» Short task
Filter out everything except lines holding "didn".

» Listed entries
-- -- --

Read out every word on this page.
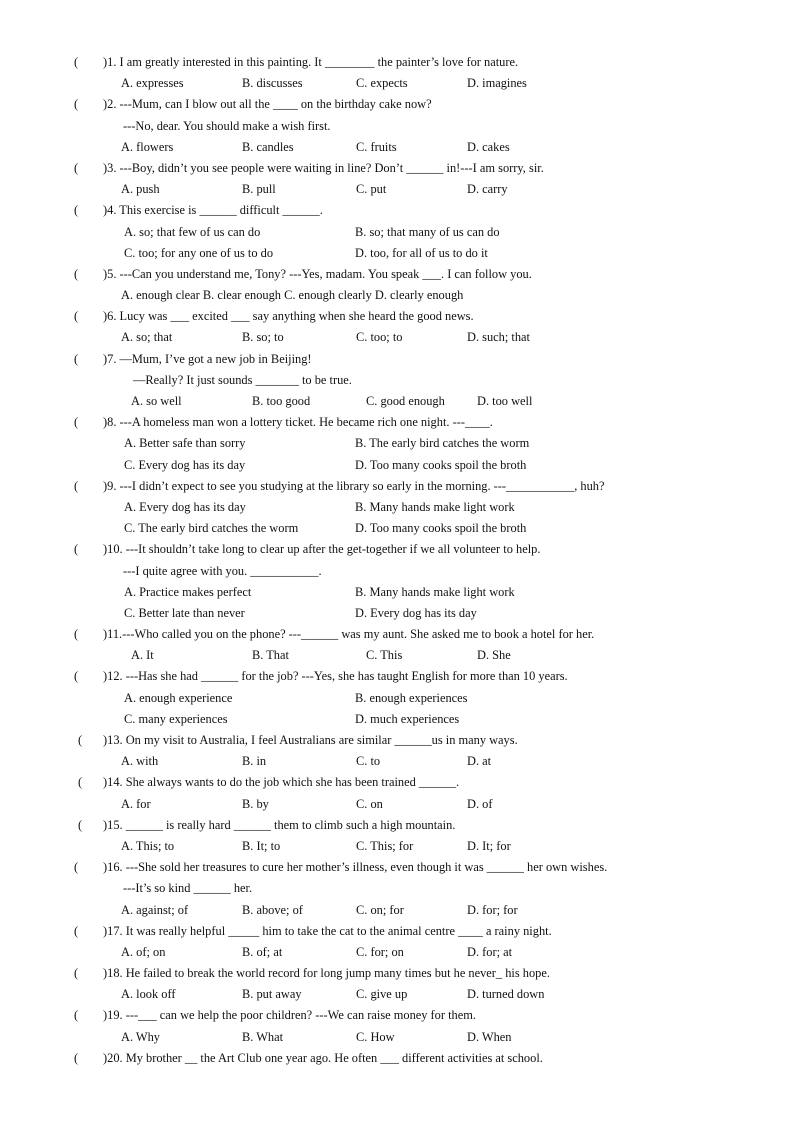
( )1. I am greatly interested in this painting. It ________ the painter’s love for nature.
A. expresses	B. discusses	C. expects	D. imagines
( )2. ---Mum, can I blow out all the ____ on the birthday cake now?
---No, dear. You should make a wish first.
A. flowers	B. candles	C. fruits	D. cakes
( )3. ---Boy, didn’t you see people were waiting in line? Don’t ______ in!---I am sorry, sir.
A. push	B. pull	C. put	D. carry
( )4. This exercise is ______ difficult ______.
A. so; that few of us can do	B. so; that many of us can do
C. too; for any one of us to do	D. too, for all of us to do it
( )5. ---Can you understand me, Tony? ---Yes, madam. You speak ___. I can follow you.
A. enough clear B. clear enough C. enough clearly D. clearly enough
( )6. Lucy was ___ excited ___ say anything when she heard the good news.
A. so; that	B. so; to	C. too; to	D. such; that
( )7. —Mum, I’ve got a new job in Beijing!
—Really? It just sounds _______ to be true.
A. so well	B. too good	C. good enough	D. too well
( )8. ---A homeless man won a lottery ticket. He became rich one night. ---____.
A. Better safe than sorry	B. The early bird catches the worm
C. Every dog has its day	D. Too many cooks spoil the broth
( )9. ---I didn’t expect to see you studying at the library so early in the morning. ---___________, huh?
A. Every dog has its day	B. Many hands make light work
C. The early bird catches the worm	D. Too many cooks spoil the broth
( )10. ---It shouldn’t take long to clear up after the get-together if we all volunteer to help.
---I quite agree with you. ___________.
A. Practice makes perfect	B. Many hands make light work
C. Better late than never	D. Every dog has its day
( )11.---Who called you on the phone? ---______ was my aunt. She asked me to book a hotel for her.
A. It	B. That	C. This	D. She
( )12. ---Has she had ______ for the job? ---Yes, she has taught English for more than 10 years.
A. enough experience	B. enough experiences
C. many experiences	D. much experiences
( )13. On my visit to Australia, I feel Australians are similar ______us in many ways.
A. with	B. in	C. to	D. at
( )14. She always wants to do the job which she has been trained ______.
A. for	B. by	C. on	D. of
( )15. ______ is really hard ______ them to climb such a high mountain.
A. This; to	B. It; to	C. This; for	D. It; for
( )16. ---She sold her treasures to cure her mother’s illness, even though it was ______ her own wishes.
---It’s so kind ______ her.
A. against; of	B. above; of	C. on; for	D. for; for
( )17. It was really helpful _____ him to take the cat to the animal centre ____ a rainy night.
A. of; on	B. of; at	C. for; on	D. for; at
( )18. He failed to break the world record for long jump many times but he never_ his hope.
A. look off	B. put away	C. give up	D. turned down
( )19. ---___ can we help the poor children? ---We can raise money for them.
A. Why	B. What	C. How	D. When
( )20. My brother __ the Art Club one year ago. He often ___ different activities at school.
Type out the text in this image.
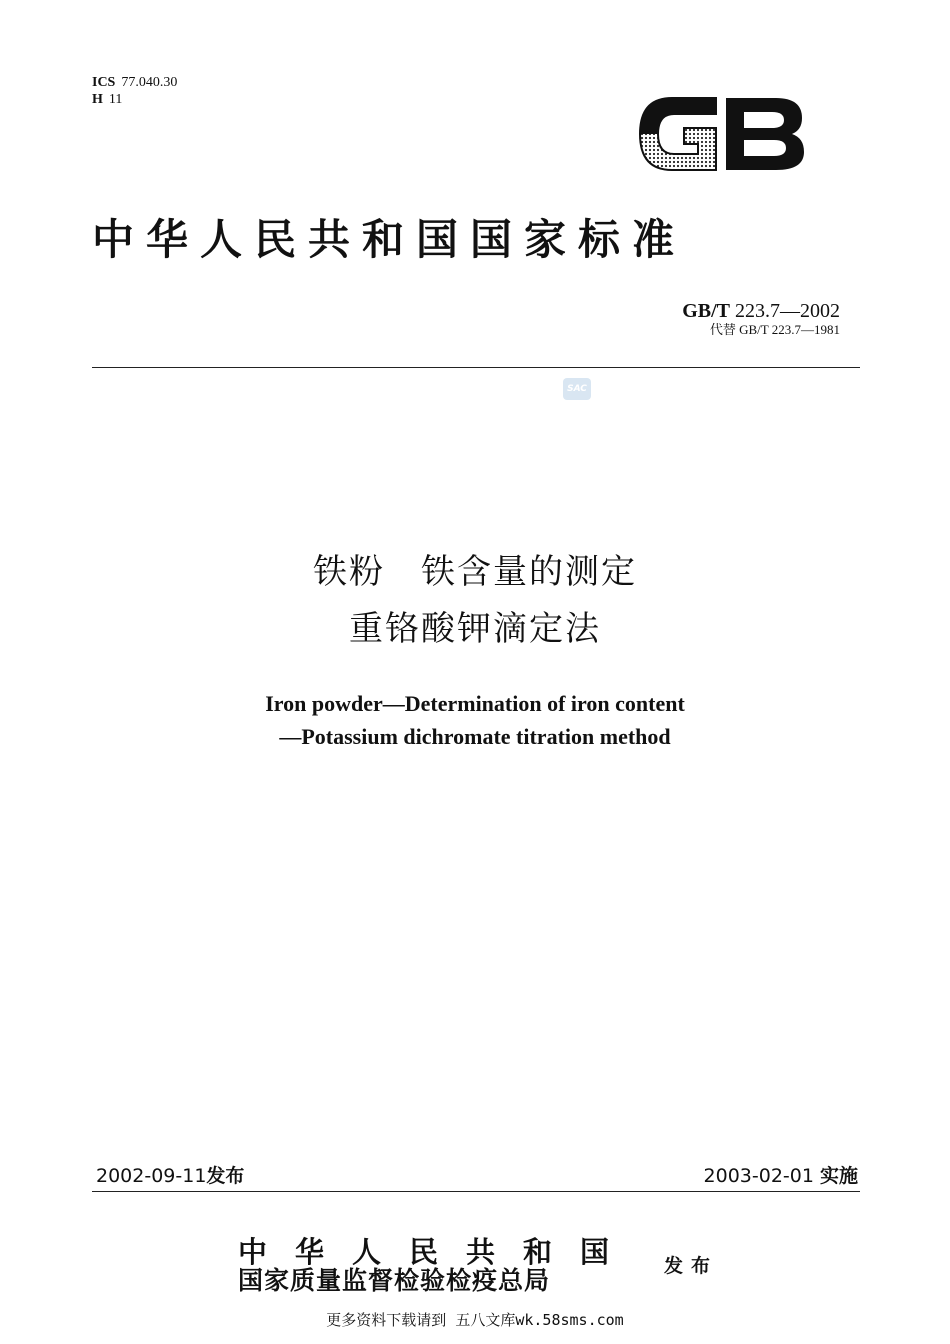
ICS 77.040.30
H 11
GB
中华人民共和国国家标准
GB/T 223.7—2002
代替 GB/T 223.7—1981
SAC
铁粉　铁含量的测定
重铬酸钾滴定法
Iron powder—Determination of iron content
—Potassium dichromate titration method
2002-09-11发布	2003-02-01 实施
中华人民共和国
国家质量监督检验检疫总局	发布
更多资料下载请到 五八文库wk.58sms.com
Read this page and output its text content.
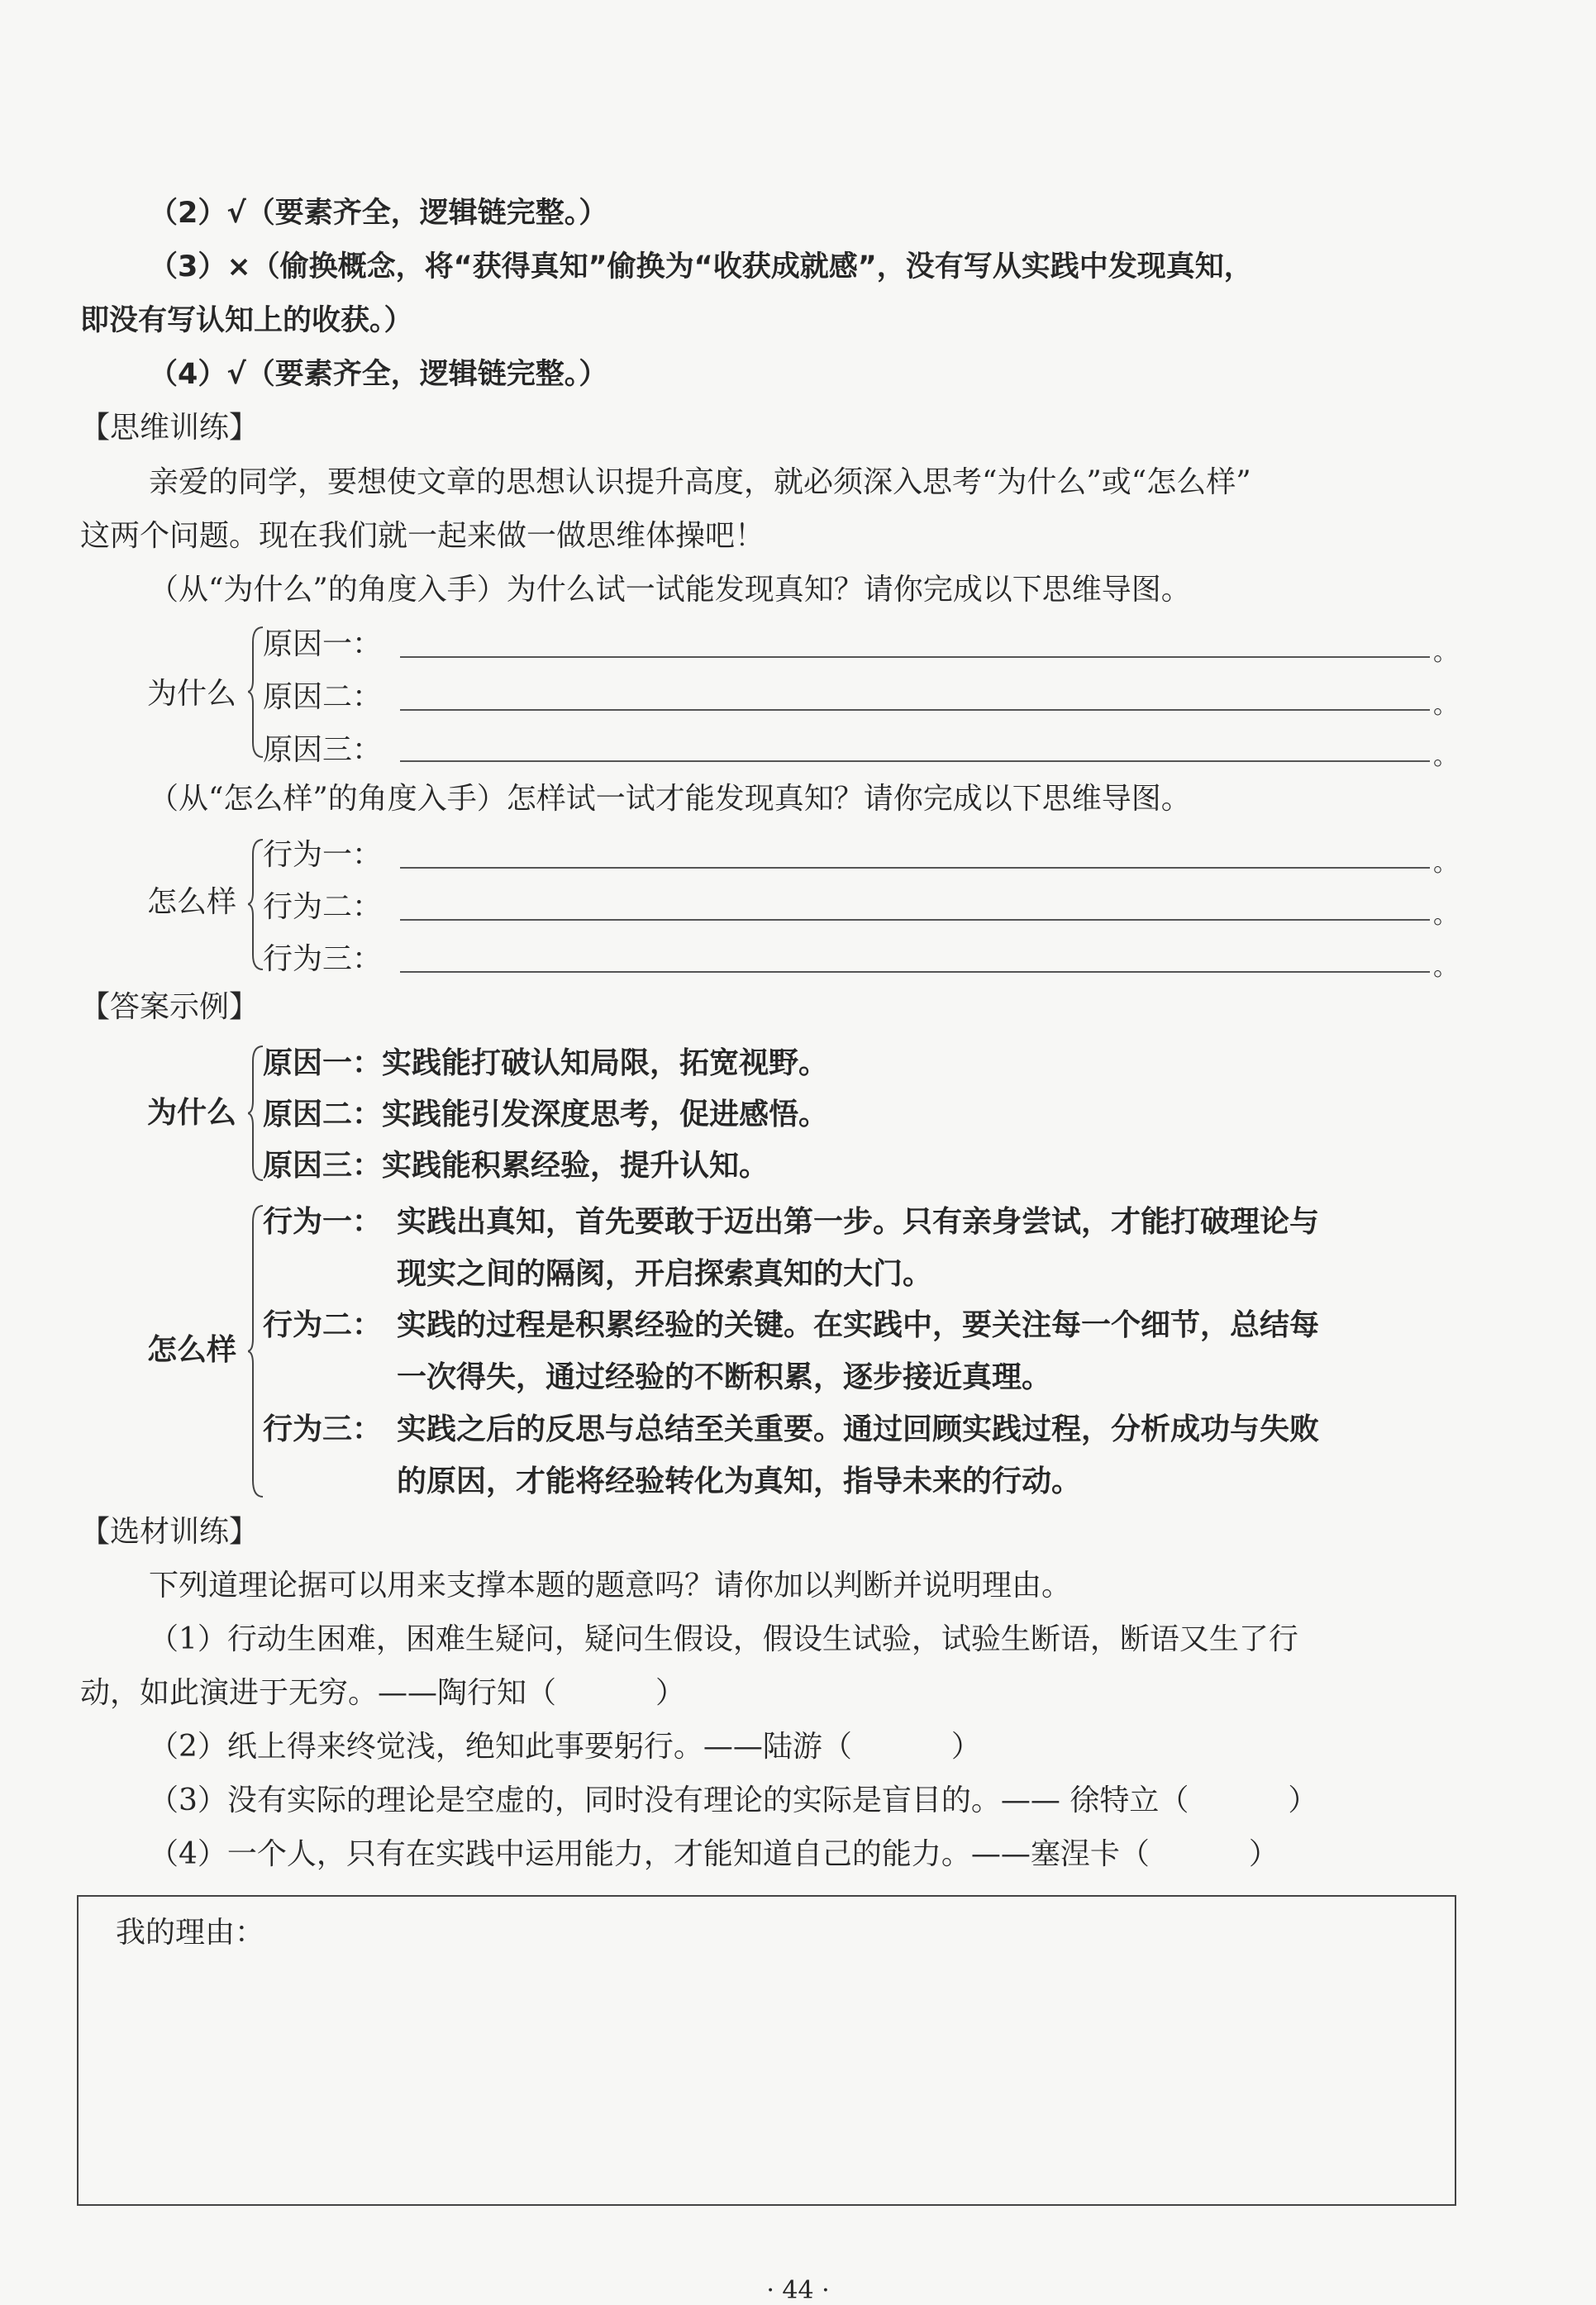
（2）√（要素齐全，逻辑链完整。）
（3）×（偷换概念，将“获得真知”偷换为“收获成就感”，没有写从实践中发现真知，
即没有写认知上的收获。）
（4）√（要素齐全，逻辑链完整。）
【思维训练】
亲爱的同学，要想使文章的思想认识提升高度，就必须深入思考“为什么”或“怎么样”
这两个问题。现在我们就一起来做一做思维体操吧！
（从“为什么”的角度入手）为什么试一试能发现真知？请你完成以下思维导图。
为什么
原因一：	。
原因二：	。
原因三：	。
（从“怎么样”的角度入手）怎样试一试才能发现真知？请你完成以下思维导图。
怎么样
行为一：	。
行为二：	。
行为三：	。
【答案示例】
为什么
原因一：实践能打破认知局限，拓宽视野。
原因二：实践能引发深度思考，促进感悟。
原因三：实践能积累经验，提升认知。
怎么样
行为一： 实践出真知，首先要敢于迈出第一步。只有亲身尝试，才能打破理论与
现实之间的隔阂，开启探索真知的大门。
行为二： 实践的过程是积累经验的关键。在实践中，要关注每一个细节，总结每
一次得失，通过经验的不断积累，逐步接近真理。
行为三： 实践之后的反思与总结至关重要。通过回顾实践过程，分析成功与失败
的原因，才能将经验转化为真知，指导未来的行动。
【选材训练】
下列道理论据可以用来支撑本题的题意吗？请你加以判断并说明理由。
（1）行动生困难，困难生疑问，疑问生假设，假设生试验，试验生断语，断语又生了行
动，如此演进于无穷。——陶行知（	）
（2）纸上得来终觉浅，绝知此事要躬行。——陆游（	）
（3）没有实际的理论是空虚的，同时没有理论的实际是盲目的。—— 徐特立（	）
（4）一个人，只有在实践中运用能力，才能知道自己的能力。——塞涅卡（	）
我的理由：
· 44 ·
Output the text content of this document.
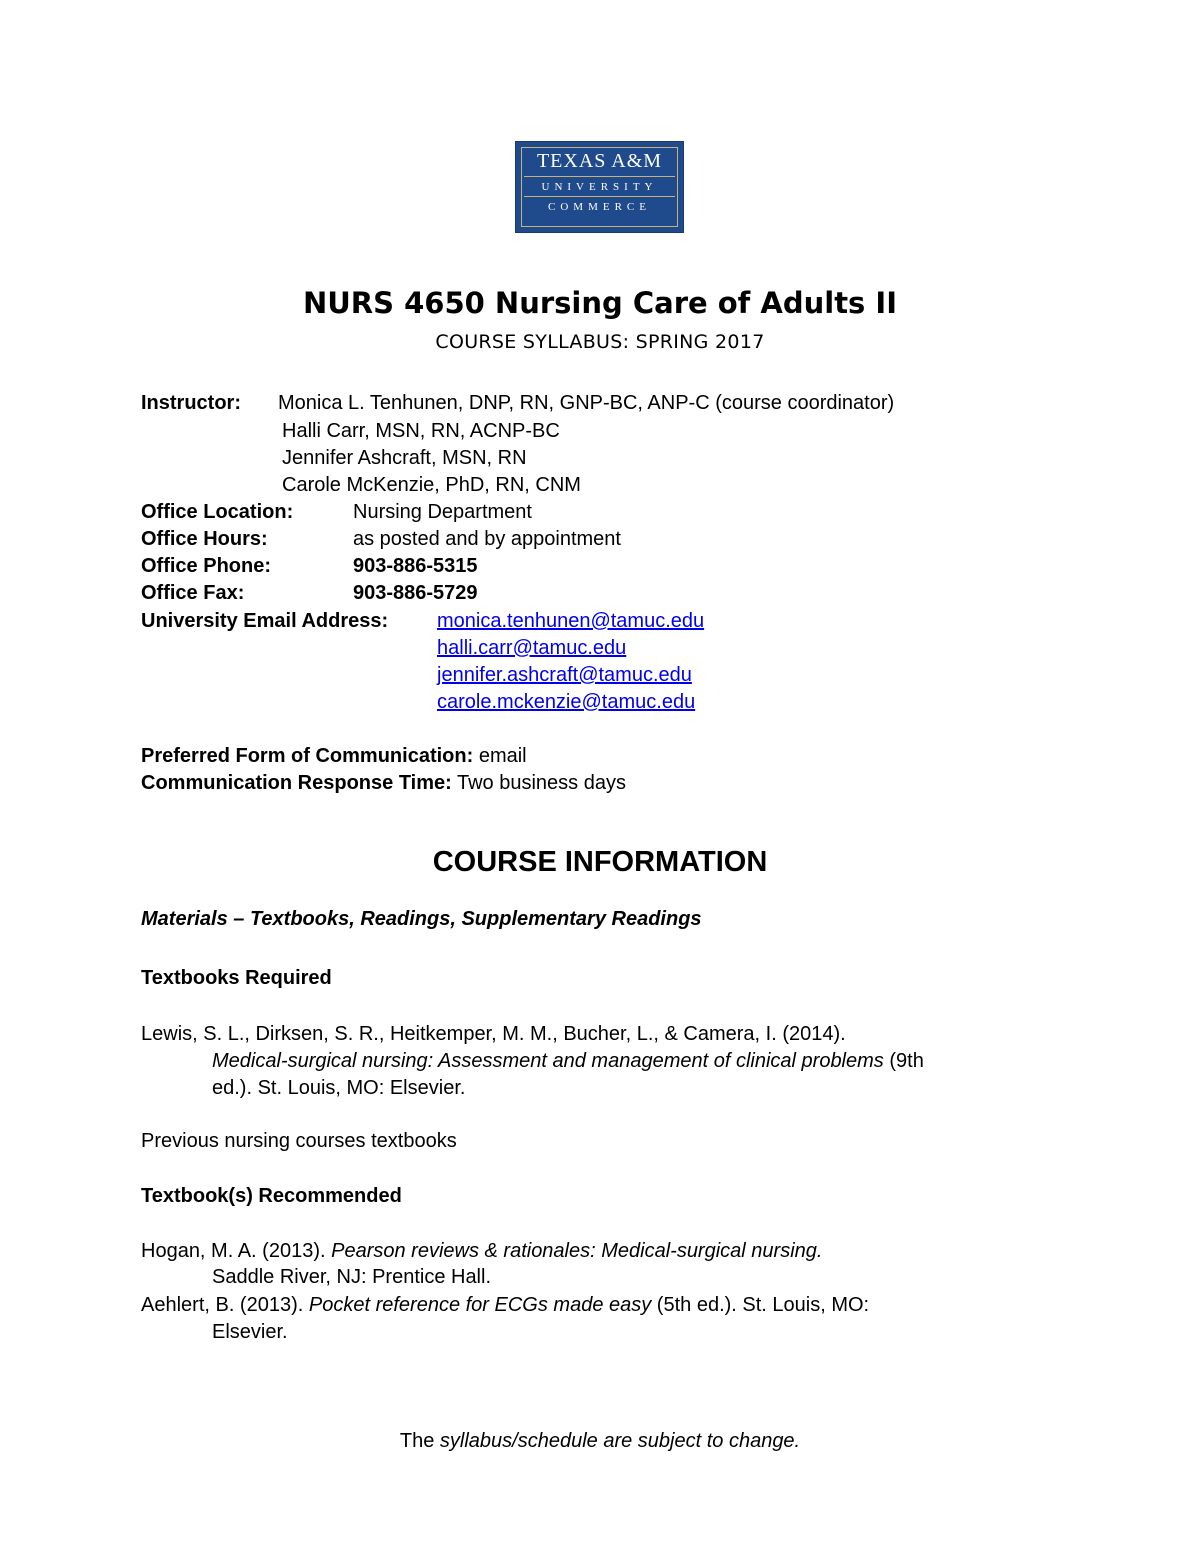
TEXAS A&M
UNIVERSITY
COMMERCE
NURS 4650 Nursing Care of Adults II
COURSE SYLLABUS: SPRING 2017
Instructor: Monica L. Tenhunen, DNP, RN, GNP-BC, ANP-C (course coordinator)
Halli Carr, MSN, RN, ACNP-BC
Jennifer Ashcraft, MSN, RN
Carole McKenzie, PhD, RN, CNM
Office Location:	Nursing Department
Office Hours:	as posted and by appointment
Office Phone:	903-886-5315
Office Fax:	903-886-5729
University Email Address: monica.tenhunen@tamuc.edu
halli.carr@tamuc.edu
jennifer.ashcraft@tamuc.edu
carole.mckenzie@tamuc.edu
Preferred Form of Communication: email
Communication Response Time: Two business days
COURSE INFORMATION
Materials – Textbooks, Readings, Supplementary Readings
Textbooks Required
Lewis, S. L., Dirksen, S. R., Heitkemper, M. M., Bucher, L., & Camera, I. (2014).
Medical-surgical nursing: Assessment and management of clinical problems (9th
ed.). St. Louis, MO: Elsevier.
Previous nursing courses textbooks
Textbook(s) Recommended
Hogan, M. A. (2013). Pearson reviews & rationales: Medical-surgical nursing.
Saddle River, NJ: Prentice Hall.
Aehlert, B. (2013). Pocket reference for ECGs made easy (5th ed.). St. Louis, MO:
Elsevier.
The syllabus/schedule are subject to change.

-- -- --

» Problem solution
( )3. ---Boy, didn’t you see people were waiting in line? Don’t ______ in!---I am sorry, sir.
( )9. ---I didn’t expect to see you studying at the library so early in the morning. ---___________, huh?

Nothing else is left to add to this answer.